- **Given request**: Set down each line of the material that follows, exactly, with no pictures.

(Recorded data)
• • • •

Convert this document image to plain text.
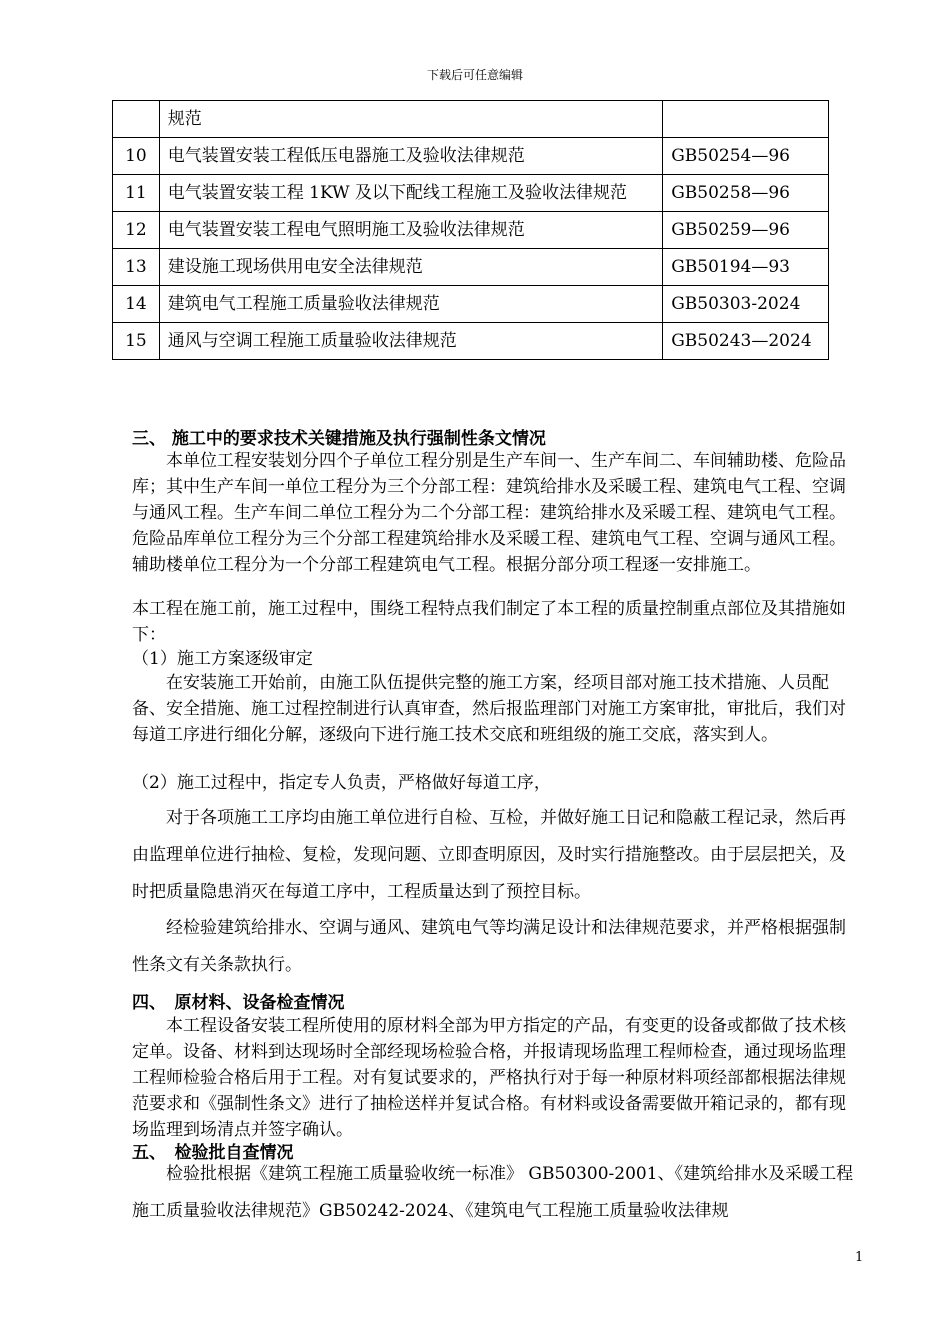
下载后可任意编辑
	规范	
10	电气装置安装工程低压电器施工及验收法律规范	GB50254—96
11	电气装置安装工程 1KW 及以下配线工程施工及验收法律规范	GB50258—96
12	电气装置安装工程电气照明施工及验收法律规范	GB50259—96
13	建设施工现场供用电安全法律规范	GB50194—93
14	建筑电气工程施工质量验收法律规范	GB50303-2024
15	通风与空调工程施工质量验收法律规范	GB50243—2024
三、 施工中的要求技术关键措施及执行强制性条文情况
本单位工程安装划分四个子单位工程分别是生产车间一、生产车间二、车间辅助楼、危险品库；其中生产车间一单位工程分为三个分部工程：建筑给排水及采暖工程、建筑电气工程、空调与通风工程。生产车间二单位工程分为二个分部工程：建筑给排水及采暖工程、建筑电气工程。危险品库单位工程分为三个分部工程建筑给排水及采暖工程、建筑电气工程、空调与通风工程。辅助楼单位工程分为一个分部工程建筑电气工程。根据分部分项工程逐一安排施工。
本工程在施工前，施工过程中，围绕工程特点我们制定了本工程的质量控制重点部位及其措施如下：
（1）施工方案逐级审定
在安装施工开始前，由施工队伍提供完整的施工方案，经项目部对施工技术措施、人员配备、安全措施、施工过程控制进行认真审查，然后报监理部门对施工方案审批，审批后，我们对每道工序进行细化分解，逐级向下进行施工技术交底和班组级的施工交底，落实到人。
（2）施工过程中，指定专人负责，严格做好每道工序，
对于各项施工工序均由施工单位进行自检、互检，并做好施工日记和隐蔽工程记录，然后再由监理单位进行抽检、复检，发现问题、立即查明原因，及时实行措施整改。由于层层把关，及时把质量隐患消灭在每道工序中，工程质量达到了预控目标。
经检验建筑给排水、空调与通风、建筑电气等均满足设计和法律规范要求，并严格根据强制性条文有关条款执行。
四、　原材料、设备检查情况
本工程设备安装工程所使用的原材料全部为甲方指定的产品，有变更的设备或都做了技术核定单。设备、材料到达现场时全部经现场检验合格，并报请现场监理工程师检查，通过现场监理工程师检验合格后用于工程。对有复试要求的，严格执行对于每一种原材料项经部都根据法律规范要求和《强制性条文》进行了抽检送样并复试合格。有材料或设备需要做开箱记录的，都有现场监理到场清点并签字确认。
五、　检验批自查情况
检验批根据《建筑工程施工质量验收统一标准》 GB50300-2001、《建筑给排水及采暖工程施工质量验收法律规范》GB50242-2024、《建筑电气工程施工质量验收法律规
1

• • • •

- **Correct output**:
Convert this document image to plain text.
下载后可任意编辑
	规范	
10	电气装置安装工程低压电器施工及验收法律规范	GB50254—96
11	电气装置安装工程 1KW 及以下配线工程施工及验收法律规范	GB50258—96
12	电气装置安装工程电气照明施工及验收法律规范	GB50259—96
13	建设施工现场供用电安全法律规范	GB50194—93
14	建筑电气工程施工质量验收法律规范	GB50303-2024
15	通风与空调工程施工质量验收法律规范	GB50243—2024
三、 施工中的要求技术关键措施及执行强制性条文情况
本单位工程安装划分四个子单位工程分别是生产车间一、生产车间二、车间辅助楼、危险品库；其中生产车间一单位工程分为三个分部工程：建筑给排水及采暖工程、建筑电气工程、空调与通风工程。生产车间二单位工程分为二个分部工程：建筑给排水及采暖工程、建筑电气工程。危险品库单位工程分为三个分部工程建筑给排水及采暖工程、建筑电气工程、空调与通风工程。辅助楼单位工程分为一个分部工程建筑电气工程。根据分部分项工程逐一安排施工。
本工程在施工前，施工过程中，围绕工程特点我们制定了本工程的质量控制重点部位及其措施如下：
（1）施工方案逐级审定
在安装施工开始前，由施工队伍提供完整的施工方案，经项目部对施工技术措施、人员配备、安全措施、施工过程控制进行认真审查，然后报监理部门对施工方案审批，审批后，我们对每道工序进行细化分解，逐级向下进行施工技术交底和班组级的施工交底，落实到人。
（2）施工过程中，指定专人负责，严格做好每道工序，
对于各项施工工序均由施工单位进行自检、互检，并做好施工日记和隐蔽工程记录，然后再由监理单位进行抽检、复检，发现问题、立即查明原因，及时实行措施整改。由于层层把关，及时把质量隐患消灭在每道工序中，工程质量达到了预控目标。
经检验建筑给排水、空调与通风、建筑电气等均满足设计和法律规范要求，并严格根据强制性条文有关条款执行。
四、　原材料、设备检查情况
本工程设备安装工程所使用的原材料全部为甲方指定的产品，有变更的设备或都做了技术核定单。设备、材料到达现场时全部经现场检验合格，并报请现场监理工程师检查，通过现场监理工程师检验合格后用于工程。对有复试要求的，严格执行对于每一种原材料项经部都根据法律规范要求和《强制性条文》进行了抽检送样并复试合格。有材料或设备需要做开箱记录的，都有现场监理到场清点并签字确认。
五、　检验批自查情况
检验批根据《建筑工程施工质量验收统一标准》 GB50300-2001、《建筑给排水及采暖工程施工质量验收法律规范》GB50242-2024、《建筑电气工程施工质量验收法律规
1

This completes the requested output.